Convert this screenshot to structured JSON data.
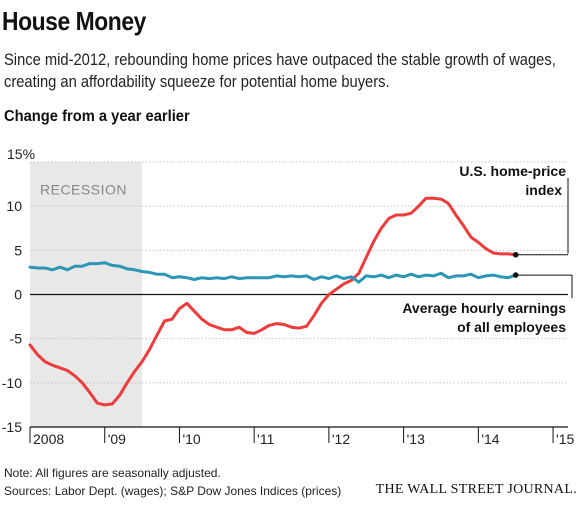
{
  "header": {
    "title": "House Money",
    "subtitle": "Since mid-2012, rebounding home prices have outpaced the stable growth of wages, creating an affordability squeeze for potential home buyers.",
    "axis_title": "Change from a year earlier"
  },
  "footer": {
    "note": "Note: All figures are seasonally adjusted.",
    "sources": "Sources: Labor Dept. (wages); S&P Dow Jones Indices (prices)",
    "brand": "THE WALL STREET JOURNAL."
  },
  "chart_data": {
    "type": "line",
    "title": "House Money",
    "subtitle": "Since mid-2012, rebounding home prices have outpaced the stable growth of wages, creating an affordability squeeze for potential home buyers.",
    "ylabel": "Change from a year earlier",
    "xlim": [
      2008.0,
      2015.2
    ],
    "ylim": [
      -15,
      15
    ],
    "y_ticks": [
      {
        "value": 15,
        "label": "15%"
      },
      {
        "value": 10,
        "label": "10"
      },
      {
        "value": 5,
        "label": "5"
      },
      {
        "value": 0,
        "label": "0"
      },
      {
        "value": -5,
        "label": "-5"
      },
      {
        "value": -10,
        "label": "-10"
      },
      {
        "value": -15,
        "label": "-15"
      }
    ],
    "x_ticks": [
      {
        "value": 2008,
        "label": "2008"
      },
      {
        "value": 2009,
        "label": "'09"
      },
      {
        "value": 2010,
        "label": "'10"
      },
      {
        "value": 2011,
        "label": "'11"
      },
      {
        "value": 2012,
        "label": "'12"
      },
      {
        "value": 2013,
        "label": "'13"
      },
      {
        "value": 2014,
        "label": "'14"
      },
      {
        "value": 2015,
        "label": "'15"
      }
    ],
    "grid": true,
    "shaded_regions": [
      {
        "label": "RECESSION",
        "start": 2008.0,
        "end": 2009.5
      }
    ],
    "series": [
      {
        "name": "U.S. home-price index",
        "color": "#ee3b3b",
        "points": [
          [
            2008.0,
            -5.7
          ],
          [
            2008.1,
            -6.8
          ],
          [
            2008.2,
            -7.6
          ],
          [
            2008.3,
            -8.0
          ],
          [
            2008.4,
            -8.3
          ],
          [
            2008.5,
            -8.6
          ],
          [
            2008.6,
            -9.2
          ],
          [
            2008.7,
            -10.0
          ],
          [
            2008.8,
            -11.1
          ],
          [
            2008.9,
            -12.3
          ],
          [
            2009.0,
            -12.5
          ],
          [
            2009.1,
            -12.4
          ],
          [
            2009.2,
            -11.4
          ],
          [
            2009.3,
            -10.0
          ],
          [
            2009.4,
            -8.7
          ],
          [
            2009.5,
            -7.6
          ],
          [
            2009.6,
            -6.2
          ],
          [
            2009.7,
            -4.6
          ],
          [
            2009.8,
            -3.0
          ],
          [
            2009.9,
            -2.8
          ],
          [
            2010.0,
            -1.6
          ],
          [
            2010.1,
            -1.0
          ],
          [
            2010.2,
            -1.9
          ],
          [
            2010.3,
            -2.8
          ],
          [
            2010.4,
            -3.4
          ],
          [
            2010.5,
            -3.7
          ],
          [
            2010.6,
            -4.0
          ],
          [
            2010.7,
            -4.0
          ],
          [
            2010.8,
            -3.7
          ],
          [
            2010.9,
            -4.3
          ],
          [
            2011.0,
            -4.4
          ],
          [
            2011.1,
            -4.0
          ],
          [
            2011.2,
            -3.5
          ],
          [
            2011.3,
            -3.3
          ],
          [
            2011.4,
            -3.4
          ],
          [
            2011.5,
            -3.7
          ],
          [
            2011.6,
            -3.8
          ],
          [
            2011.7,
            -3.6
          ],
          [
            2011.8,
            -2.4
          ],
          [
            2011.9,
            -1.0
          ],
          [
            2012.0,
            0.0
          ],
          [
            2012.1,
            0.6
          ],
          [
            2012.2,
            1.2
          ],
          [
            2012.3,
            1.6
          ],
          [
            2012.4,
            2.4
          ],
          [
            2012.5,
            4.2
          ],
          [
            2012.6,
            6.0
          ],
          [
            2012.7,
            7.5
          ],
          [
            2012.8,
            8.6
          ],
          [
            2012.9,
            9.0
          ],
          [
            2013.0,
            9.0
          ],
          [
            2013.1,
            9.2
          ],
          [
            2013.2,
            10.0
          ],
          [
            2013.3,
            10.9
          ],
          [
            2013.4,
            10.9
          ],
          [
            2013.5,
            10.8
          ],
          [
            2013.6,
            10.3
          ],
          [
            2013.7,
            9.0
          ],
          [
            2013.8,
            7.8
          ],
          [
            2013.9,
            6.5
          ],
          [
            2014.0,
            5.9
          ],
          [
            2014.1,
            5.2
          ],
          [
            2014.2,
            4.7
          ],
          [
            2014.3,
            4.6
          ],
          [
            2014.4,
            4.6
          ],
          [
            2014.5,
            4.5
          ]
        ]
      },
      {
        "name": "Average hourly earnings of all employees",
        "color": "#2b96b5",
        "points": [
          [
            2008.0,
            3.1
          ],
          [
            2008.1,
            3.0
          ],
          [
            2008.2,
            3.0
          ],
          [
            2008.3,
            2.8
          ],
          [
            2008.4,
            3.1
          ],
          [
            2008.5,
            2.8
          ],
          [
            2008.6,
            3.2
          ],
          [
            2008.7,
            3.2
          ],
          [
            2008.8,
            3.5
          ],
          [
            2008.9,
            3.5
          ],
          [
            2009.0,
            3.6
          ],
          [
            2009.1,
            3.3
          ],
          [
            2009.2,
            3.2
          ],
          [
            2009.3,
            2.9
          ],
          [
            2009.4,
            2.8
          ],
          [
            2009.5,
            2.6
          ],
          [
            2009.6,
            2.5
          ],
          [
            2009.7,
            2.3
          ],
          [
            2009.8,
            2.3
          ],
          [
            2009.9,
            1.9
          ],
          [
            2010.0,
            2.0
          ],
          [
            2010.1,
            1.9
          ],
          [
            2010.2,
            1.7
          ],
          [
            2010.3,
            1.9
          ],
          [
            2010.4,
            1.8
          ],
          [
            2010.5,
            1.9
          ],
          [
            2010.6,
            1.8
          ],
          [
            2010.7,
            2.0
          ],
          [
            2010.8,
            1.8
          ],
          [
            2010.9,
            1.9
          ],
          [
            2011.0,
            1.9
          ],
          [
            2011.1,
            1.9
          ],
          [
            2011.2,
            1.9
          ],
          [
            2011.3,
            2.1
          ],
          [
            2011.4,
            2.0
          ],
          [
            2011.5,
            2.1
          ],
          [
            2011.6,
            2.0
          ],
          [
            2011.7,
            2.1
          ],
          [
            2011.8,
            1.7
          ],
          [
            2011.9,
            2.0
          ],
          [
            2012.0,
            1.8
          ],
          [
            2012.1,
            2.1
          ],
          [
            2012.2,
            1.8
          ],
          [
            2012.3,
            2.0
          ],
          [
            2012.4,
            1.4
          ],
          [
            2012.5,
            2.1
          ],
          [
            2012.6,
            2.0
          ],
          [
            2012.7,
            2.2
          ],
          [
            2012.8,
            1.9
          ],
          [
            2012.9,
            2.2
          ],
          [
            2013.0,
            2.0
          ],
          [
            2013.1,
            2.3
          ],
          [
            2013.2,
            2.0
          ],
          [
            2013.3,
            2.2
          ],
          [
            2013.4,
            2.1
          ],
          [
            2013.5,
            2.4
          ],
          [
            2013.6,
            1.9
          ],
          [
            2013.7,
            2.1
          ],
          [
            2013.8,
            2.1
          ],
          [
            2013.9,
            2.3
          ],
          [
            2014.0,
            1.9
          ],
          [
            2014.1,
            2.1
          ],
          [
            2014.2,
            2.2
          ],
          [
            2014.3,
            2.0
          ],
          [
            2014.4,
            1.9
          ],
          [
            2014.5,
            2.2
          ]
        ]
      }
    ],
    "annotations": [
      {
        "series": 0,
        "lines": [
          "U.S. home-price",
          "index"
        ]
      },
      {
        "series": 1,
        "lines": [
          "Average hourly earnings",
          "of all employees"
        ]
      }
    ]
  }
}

__________

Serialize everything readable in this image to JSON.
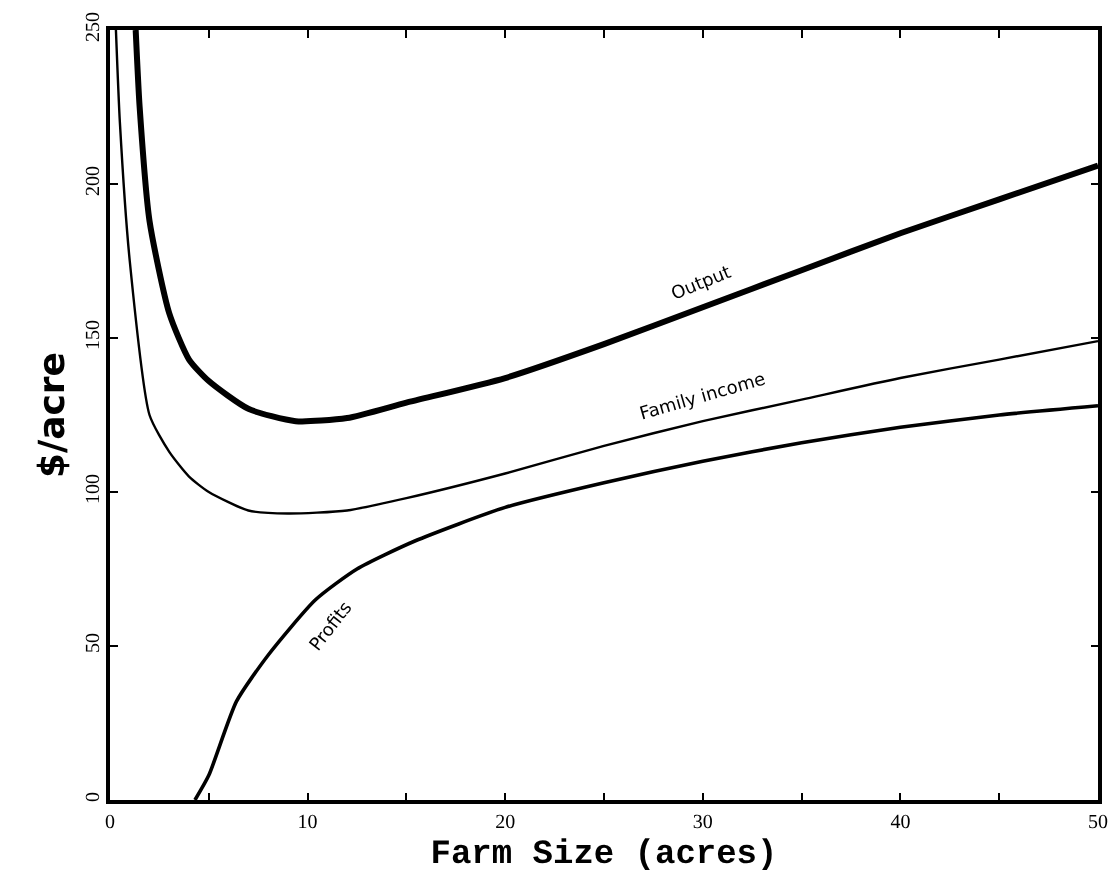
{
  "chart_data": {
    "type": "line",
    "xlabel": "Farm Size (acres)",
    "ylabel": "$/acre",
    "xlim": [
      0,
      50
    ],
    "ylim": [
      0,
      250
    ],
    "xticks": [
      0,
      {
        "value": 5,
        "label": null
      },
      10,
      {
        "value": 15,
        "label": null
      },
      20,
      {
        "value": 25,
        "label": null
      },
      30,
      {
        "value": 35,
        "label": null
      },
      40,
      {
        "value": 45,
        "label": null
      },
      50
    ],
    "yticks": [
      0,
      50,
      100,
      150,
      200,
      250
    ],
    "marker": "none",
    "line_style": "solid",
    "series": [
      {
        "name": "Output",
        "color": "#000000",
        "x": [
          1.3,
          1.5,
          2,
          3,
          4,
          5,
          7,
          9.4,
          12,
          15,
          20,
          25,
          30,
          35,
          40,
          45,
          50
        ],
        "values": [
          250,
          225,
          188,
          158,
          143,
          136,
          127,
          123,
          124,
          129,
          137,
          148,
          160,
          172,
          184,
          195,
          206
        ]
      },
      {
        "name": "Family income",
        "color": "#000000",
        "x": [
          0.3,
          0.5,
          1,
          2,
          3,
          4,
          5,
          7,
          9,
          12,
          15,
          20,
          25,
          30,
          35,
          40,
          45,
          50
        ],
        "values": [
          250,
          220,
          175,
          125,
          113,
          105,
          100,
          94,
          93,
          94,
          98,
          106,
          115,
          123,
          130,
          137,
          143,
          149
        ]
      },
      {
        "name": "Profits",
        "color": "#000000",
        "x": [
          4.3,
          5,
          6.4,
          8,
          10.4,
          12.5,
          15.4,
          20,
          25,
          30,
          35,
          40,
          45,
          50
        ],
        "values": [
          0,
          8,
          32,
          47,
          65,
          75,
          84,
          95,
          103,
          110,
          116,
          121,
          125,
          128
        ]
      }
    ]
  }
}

__________

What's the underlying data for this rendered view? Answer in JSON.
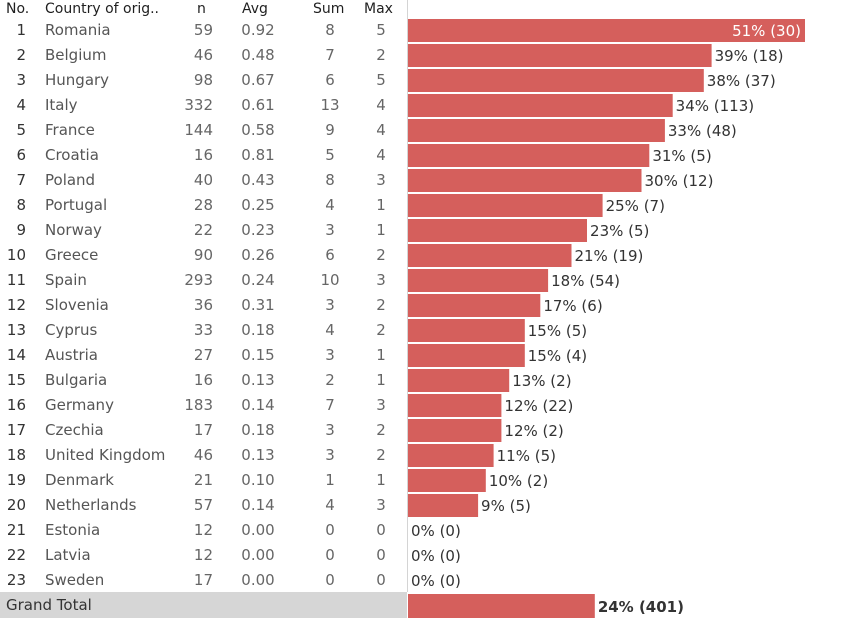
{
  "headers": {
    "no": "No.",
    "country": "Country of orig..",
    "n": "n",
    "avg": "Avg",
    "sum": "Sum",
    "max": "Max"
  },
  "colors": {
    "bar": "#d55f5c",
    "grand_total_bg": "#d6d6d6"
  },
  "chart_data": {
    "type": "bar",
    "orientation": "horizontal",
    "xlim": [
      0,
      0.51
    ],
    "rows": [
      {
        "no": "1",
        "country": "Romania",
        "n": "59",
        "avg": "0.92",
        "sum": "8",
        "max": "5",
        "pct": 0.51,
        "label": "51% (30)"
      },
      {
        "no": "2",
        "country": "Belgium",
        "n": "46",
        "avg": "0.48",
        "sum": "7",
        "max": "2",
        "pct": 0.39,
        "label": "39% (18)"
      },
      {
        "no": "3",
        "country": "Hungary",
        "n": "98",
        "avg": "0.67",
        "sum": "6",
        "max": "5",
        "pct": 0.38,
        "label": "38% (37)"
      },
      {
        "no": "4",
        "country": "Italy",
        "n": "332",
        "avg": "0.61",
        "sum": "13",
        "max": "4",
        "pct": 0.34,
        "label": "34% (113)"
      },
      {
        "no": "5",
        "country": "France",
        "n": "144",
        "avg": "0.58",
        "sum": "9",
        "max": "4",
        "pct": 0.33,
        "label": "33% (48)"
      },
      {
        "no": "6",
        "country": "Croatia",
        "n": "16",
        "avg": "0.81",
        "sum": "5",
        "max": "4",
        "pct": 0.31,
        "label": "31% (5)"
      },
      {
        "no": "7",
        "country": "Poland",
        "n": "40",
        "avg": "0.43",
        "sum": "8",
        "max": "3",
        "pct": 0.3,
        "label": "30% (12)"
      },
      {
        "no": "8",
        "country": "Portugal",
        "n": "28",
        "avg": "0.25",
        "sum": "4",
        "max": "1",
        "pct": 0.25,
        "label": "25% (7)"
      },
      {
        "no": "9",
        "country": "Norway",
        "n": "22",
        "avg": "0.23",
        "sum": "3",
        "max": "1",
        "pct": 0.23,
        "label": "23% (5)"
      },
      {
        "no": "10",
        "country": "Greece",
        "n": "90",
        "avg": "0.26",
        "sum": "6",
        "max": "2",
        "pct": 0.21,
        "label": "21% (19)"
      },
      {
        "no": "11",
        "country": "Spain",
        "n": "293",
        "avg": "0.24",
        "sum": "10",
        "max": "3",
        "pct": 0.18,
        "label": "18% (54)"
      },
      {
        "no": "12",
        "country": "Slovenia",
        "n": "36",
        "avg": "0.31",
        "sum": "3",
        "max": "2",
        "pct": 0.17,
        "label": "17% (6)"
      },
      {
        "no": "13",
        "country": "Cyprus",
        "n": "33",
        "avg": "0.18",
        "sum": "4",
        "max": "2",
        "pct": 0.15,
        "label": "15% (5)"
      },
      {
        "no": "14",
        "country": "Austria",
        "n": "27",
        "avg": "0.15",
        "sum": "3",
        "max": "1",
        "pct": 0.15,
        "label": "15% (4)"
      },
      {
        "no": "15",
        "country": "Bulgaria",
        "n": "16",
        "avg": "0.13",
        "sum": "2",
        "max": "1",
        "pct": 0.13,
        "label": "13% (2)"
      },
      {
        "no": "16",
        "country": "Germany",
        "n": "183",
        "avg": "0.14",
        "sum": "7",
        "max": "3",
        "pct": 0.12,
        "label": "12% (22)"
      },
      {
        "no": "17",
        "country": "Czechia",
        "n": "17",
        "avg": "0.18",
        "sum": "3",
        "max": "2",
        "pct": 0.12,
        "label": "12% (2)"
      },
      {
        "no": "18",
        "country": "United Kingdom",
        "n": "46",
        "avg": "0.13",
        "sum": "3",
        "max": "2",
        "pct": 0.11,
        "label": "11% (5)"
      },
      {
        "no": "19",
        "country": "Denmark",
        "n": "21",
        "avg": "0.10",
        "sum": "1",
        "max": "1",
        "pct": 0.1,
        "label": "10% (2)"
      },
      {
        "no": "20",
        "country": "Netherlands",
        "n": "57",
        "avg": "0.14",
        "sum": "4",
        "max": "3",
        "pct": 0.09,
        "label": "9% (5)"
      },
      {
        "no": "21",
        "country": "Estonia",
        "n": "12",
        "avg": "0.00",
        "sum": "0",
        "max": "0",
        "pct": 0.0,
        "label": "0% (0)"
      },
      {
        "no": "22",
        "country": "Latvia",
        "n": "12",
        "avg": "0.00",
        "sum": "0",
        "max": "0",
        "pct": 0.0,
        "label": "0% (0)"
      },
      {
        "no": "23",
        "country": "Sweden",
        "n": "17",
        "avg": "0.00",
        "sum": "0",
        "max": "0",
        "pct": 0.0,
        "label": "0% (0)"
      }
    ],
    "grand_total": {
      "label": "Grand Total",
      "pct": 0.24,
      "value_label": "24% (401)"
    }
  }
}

__________

Gather each line of the records holding the string "name".

#### [Written answer]
        "name": "U.S. home-price index",
        "name": "Average hourly earnings of all employees",
        "name": "Output",
        "name": "Family income",
        "name": "Profits",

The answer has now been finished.